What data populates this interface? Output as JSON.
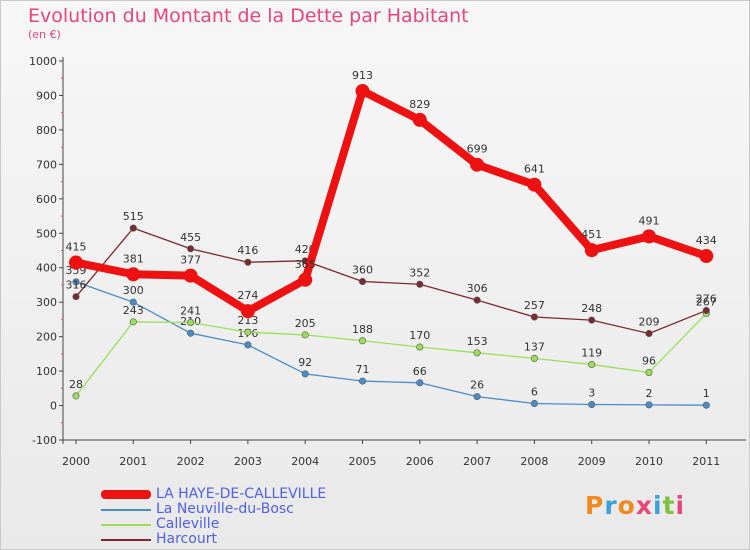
{
  "title": "Evolution du Montant de la Dette par Habitant",
  "subtitle": "(en €)",
  "logo": {
    "text": "Proxiti",
    "colors": [
      "#f08a20",
      "#3aa0d8",
      "#f08a20",
      "#e8467a",
      "#3aa0d8",
      "#7cc242",
      "#e8467a"
    ]
  },
  "chart_data": {
    "type": "line",
    "title": "Evolution du Montant de la Dette par Habitant",
    "ylabel": "(en €)",
    "xlabel": "",
    "x": [
      "2000",
      "2001",
      "2002",
      "2003",
      "2004",
      "2005",
      "2006",
      "2007",
      "2008",
      "2009",
      "2010",
      "2011"
    ],
    "ylim": [
      -100,
      1000
    ],
    "yticks": [
      "-100",
      "0",
      "100",
      "200",
      "300",
      "400",
      "500",
      "600",
      "700",
      "800",
      "900",
      "1000"
    ],
    "grid": false,
    "legend": "bottom",
    "series": [
      {
        "name": "LA HAYE-DE-CALLEVILLE",
        "color": "#ee1111",
        "values": [
          415,
          381,
          377,
          274,
          365,
          913,
          829,
          699,
          641,
          451,
          491,
          434
        ],
        "labels": [
          "415",
          "381",
          "377",
          "274",
          "365",
          "913",
          "829",
          "699",
          "641",
          "451",
          "491",
          "434"
        ]
      },
      {
        "name": "La Neuville-du-Bosc",
        "color": "#4a8cc8",
        "values": [
          359,
          300,
          210,
          176,
          92,
          71,
          66,
          26,
          6,
          3,
          2,
          1
        ],
        "labels": [
          "359",
          "300",
          "210",
          "176",
          "92",
          "71",
          "66",
          "26",
          "6",
          "3",
          "2",
          "1"
        ]
      },
      {
        "name": "Calleville",
        "color": "#99e05a",
        "values": [
          28,
          243,
          241,
          213,
          205,
          188,
          170,
          153,
          137,
          119,
          96,
          267
        ],
        "labels": [
          "28",
          "243",
          "241",
          "213",
          "205",
          "188",
          "170",
          "153",
          "137",
          "119",
          "96",
          "267"
        ]
      },
      {
        "name": "Harcourt",
        "color": "#7a2a30",
        "values": [
          316,
          515,
          455,
          416,
          420,
          360,
          352,
          306,
          257,
          248,
          209,
          276
        ],
        "labels": [
          "316",
          "515",
          "455",
          "416",
          "420",
          "360",
          "352",
          "306",
          "257",
          "248",
          "209",
          "276"
        ]
      }
    ]
  }
}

================

Each line of the data is to be duplicated exactly; pictures stay out of the copy.

What data populates this interface? Output as JSON.
{
  "title": "Evolution du Montant de la Dette par Habitant",
  "subtitle": "(en €)",
  "logo": {
    "text": "Proxiti",
    "colors": [
      "#f08a20",
      "#3aa0d8",
      "#f08a20",
      "#e8467a",
      "#3aa0d8",
      "#7cc242",
      "#e8467a"
    ]
  },
  "chart_data": {
    "type": "line",
    "title": "Evolution du Montant de la Dette par Habitant",
    "ylabel": "(en €)",
    "xlabel": "",
    "x": [
      "2000",
      "2001",
      "2002",
      "2003",
      "2004",
      "2005",
      "2006",
      "2007",
      "2008",
      "2009",
      "2010",
      "2011"
    ],
    "ylim": [
      -100,
      1000
    ],
    "yticks": [
      "-100",
      "0",
      "100",
      "200",
      "300",
      "400",
      "500",
      "600",
      "700",
      "800",
      "900",
      "1000"
    ],
    "grid": false,
    "legend": "bottom",
    "series": [
      {
        "name": "LA HAYE-DE-CALLEVILLE",
        "color": "#ee1111",
        "values": [
          415,
          381,
          377,
          274,
          365,
          913,
          829,
          699,
          641,
          451,
          491,
          434
        ],
        "labels": [
          "415",
          "381",
          "377",
          "274",
          "365",
          "913",
          "829",
          "699",
          "641",
          "451",
          "491",
          "434"
        ]
      },
      {
        "name": "La Neuville-du-Bosc",
        "color": "#4a8cc8",
        "values": [
          359,
          300,
          210,
          176,
          92,
          71,
          66,
          26,
          6,
          3,
          2,
          1
        ],
        "labels": [
          "359",
          "300",
          "210",
          "176",
          "92",
          "71",
          "66",
          "26",
          "6",
          "3",
          "2",
          "1"
        ]
      },
      {
        "name": "Calleville",
        "color": "#99e05a",
        "values": [
          28,
          243,
          241,
          213,
          205,
          188,
          170,
          153,
          137,
          119,
          96,
          267
        ],
        "labels": [
          "28",
          "243",
          "241",
          "213",
          "205",
          "188",
          "170",
          "153",
          "137",
          "119",
          "96",
          "267"
        ]
      },
      {
        "name": "Harcourt",
        "color": "#7a2a30",
        "values": [
          316,
          515,
          455,
          416,
          420,
          360,
          352,
          306,
          257,
          248,
          209,
          276
        ],
        "labels": [
          "316",
          "515",
          "455",
          "416",
          "420",
          "360",
          "352",
          "306",
          "257",
          "248",
          "209",
          "276"
        ]
      }
    ]
  }
}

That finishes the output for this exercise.